Records:
· · ·

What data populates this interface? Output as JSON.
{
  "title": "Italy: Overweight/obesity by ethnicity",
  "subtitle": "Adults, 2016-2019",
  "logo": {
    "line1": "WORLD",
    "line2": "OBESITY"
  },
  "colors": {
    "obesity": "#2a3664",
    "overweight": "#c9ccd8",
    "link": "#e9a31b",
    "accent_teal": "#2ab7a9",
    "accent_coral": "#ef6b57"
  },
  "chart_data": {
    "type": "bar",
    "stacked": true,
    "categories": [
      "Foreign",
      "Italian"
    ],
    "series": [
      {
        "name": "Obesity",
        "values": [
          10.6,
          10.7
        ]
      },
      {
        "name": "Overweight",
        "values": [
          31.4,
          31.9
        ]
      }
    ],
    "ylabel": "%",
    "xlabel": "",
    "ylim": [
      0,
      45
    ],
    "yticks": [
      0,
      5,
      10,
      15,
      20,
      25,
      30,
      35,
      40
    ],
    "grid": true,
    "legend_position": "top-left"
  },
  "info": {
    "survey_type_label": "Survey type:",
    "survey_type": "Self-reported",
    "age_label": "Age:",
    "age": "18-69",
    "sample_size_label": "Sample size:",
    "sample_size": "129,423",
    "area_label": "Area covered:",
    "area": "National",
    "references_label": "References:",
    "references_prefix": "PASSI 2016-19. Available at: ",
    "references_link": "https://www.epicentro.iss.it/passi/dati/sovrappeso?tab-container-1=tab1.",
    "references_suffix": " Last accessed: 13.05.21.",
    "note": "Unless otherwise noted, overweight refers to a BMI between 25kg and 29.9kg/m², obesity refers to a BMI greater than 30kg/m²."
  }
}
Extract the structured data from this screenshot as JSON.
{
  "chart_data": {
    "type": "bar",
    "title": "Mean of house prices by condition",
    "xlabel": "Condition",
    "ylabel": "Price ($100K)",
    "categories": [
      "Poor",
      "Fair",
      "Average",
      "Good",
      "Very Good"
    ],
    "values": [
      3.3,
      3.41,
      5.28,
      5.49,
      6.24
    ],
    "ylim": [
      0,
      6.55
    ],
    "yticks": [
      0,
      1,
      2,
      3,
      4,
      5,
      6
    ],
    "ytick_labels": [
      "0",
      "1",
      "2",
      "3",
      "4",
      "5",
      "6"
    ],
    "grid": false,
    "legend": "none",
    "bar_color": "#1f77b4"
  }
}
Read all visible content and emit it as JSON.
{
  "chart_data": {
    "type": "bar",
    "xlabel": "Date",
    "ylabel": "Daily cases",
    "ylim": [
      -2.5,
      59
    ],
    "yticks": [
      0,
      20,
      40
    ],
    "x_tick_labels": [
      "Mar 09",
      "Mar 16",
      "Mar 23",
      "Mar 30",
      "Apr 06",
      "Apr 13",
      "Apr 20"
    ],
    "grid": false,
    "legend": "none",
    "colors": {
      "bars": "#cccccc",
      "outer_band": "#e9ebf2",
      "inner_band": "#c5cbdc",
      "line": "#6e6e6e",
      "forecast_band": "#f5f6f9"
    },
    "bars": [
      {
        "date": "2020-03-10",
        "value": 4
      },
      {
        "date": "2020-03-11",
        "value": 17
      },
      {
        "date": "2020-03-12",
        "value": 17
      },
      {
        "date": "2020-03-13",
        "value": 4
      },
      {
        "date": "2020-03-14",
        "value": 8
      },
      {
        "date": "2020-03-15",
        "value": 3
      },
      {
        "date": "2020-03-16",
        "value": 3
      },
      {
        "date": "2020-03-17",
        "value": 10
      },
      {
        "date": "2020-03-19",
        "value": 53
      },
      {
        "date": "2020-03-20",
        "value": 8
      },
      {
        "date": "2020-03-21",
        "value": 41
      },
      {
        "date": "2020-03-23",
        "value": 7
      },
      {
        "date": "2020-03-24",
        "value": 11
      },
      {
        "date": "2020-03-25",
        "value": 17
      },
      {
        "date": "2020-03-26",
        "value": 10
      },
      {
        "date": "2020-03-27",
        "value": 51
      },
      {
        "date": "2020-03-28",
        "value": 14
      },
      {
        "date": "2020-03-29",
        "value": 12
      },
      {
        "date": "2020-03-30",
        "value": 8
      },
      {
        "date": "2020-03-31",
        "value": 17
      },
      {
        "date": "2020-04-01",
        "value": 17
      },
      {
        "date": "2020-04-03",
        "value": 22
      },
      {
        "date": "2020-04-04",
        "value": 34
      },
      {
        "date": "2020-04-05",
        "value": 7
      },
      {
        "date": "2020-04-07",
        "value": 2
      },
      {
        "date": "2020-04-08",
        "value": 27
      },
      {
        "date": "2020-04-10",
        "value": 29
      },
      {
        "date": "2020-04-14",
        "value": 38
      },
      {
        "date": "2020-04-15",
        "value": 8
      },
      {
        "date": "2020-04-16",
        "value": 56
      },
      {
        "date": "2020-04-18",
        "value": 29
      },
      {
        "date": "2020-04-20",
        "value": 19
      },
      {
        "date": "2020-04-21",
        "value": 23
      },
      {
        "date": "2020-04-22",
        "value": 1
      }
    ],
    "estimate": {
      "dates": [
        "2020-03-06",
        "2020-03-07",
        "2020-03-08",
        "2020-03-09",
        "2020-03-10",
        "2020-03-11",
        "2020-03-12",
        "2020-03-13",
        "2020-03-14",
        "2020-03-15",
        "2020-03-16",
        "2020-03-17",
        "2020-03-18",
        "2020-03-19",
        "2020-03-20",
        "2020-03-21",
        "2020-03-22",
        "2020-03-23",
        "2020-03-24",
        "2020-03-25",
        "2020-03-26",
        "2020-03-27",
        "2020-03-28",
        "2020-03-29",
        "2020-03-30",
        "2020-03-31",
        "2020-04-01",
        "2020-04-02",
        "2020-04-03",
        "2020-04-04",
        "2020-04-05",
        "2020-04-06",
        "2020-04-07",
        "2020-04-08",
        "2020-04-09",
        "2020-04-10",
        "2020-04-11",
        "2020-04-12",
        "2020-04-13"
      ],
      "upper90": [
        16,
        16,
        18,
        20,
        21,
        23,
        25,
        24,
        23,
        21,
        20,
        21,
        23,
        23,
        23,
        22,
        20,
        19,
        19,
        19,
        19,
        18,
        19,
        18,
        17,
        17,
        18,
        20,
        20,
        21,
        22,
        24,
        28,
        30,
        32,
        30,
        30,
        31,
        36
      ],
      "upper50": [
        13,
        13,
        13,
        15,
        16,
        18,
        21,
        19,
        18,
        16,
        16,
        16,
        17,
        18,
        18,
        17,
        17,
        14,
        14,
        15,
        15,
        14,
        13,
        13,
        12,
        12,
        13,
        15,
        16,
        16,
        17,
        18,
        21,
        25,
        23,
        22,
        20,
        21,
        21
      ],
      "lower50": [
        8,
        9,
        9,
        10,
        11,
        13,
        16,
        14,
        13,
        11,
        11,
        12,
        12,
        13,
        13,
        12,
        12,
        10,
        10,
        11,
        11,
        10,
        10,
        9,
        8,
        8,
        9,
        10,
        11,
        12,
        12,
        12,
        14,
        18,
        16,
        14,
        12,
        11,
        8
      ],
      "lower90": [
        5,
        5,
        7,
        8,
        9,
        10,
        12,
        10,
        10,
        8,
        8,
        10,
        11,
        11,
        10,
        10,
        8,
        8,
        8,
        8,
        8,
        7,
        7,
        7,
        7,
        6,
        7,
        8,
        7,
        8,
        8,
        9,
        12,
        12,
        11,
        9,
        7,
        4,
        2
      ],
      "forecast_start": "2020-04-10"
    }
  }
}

· · ·

## Problem description
Write out the data again, exactly and in full.

## Task answer
What data populates this interface? Output as JSON.
{
  "title": "Italy: Overweight/obesity by ethnicity",
  "subtitle": "Adults, 2016-2019",
  "logo": {
    "line1": "WORLD",
    "line2": "OBESITY"
  },
  "colors": {
    "obesity": "#2a3664",
    "overweight": "#c9ccd8",
    "link": "#e9a31b",
    "accent_teal": "#2ab7a9",
    "accent_coral": "#ef6b57"
  },
  "chart_data": {
    "type": "bar",
    "stacked": true,
    "categories": [
      "Foreign",
      "Italian"
    ],
    "series": [
      {
        "name": "Obesity",
        "values": [
          10.6,
          10.7
        ]
      },
      {
        "name": "Overweight",
        "values": [
          31.4,
          31.9
        ]
      }
    ],
    "ylabel": "%",
    "xlabel": "",
    "ylim": [
      0,
      45
    ],
    "yticks": [
      0,
      5,
      10,
      15,
      20,
      25,
      30,
      35,
      40
    ],
    "grid": true,
    "legend_position": "top-left"
  },
  "info": {
    "survey_type_label": "Survey type:",
    "survey_type": "Self-reported",
    "age_label": "Age:",
    "age": "18-69",
    "sample_size_label": "Sample size:",
    "sample_size": "129,423",
    "area_label": "Area covered:",
    "area": "National",
    "references_label": "References:",
    "references_prefix": "PASSI 2016-19. Available at: ",
    "references_link": "https://www.epicentro.iss.it/passi/dati/sovrappeso?tab-container-1=tab1.",
    "references_suffix": " Last accessed: 13.05.21.",
    "note": "Unless otherwise noted, overweight refers to a BMI between 25kg and 29.9kg/m², obesity refers to a BMI greater than 30kg/m²."
  }
}
Extract the structured data from this screenshot as JSON.
{
  "chart_data": {
    "type": "bar",
    "title": "Mean of house prices by condition",
    "xlabel": "Condition",
    "ylabel": "Price ($100K)",
    "categories": [
      "Poor",
      "Fair",
      "Average",
      "Good",
      "Very Good"
    ],
    "values": [
      3.3,
      3.41,
      5.28,
      5.49,
      6.24
    ],
    "ylim": [
      0,
      6.55
    ],
    "yticks": [
      0,
      1,
      2,
      3,
      4,
      5,
      6
    ],
    "ytick_labels": [
      "0",
      "1",
      "2",
      "3",
      "4",
      "5",
      "6"
    ],
    "grid": false,
    "legend": "none",
    "bar_color": "#1f77b4"
  }
}
Read all visible content and emit it as JSON.
{
  "chart_data": {
    "type": "bar",
    "xlabel": "Date",
    "ylabel": "Daily cases",
    "ylim": [
      -2.5,
      59
    ],
    "yticks": [
      0,
      20,
      40
    ],
    "x_tick_labels": [
      "Mar 09",
      "Mar 16",
      "Mar 23",
      "Mar 30",
      "Apr 06",
      "Apr 13",
      "Apr 20"
    ],
    "grid": false,
    "legend": "none",
    "colors": {
      "bars": "#cccccc",
      "outer_band": "#e9ebf2",
      "inner_band": "#c5cbdc",
      "line": "#6e6e6e",
      "forecast_band": "#f5f6f9"
    },
    "bars": [
      {
        "date": "2020-03-10",
        "value": 4
      },
      {
        "date": "2020-03-11",
        "value": 17
      },
      {
        "date": "2020-03-12",
        "value": 17
      },
      {
        "date": "2020-03-13",
        "value": 4
      },
      {
        "date": "2020-03-14",
        "value": 8
      },
      {
        "date": "2020-03-15",
        "value": 3
      },
      {
        "date": "2020-03-16",
        "value": 3
      },
      {
        "date": "2020-03-17",
        "value": 10
      },
      {
        "date": "2020-03-19",
        "value": 53
      },
      {
        "date": "2020-03-20",
        "value": 8
      },
      {
        "date": "2020-03-21",
        "value": 41
      },
      {
        "date": "2020-03-23",
        "value": 7
      },
      {
        "date": "2020-03-24",
        "value": 11
      },
      {
        "date": "2020-03-25",
        "value": 17
      },
      {
        "date": "2020-03-26",
        "value": 10
      },
      {
        "date": "2020-03-27",
        "value": 51
      },
      {
        "date": "2020-03-28",
        "value": 14
      },
      {
        "date": "2020-03-29",
        "value": 12
      },
      {
        "date": "2020-03-30",
        "value": 8
      },
      {
        "date": "2020-03-31",
        "value": 17
      },
      {
        "date": "2020-04-01",
        "value": 17
      },
      {
        "date": "2020-04-03",
        "value": 22
      },
      {
        "date": "2020-04-04",
        "value": 34
      },
      {
        "date": "2020-04-05",
        "value": 7
      },
      {
        "date": "2020-04-07",
        "value": 2
      },
      {
        "date": "2020-04-08",
        "value": 27
      },
      {
        "date": "2020-04-10",
        "value": 29
      },
      {
        "date": "2020-04-14",
        "value": 38
      },
      {
        "date": "2020-04-15",
        "value": 8
      },
      {
        "date": "2020-04-16",
        "value": 56
      },
      {
        "date": "2020-04-18",
        "value": 29
      },
      {
        "date": "2020-04-20",
        "value": 19
      },
      {
        "date": "2020-04-21",
        "value": 23
      },
      {
        "date": "2020-04-22",
        "value": 1
      }
    ],
    "estimate": {
      "dates": [
        "2020-03-06",
        "2020-03-07",
        "2020-03-08",
        "2020-03-09",
        "2020-03-10",
        "2020-03-11",
        "2020-03-12",
        "2020-03-13",
        "2020-03-14",
        "2020-03-15",
        "2020-03-16",
        "2020-03-17",
        "2020-03-18",
        "2020-03-19",
        "2020-03-20",
        "2020-03-21",
        "2020-03-22",
        "2020-03-23",
        "2020-03-24",
        "2020-03-25",
        "2020-03-26",
        "2020-03-27",
        "2020-03-28",
        "2020-03-29",
        "2020-03-30",
        "2020-03-31",
        "2020-04-01",
        "2020-04-02",
        "2020-04-03",
        "2020-04-04",
        "2020-04-05",
        "2020-04-06",
        "2020-04-07",
        "2020-04-08",
        "2020-04-09",
        "2020-04-10",
        "2020-04-11",
        "2020-04-12",
        "2020-04-13"
      ],
      "upper90": [
        16,
        16,
        18,
        20,
        21,
        23,
        25,
        24,
        23,
        21,
        20,
        21,
        23,
        23,
        23,
        22,
        20,
        19,
        19,
        19,
        19,
        18,
        19,
        18,
        17,
        17,
        18,
        20,
        20,
        21,
        22,
        24,
        28,
        30,
        32,
        30,
        30,
        31,
        36
      ],
      "upper50": [
        13,
        13,
        13,
        15,
        16,
        18,
        21,
        19,
        18,
        16,
        16,
        16,
        17,
        18,
        18,
        17,
        17,
        14,
        14,
        15,
        15,
        14,
        13,
        13,
        12,
        12,
        13,
        15,
        16,
        16,
        17,
        18,
        21,
        25,
        23,
        22,
        20,
        21,
        21
      ],
      "lower50": [
        8,
        9,
        9,
        10,
        11,
        13,
        16,
        14,
        13,
        11,
        11,
        12,
        12,
        13,
        13,
        12,
        12,
        10,
        10,
        11,
        11,
        10,
        10,
        9,
        8,
        8,
        9,
        10,
        11,
        12,
        12,
        12,
        14,
        18,
        16,
        14,
        12,
        11,
        8
      ],
      "lower90": [
        5,
        5,
        7,
        8,
        9,
        10,
        12,
        10,
        10,
        8,
        8,
        10,
        11,
        11,
        10,
        10,
        8,
        8,
        8,
        8,
        8,
        7,
        7,
        7,
        7,
        6,
        7,
        8,
        7,
        8,
        8,
        9,
        12,
        12,
        11,
        9,
        7,
        4,
        2
      ],
      "forecast_start": "2020-04-10"
    }
  }
}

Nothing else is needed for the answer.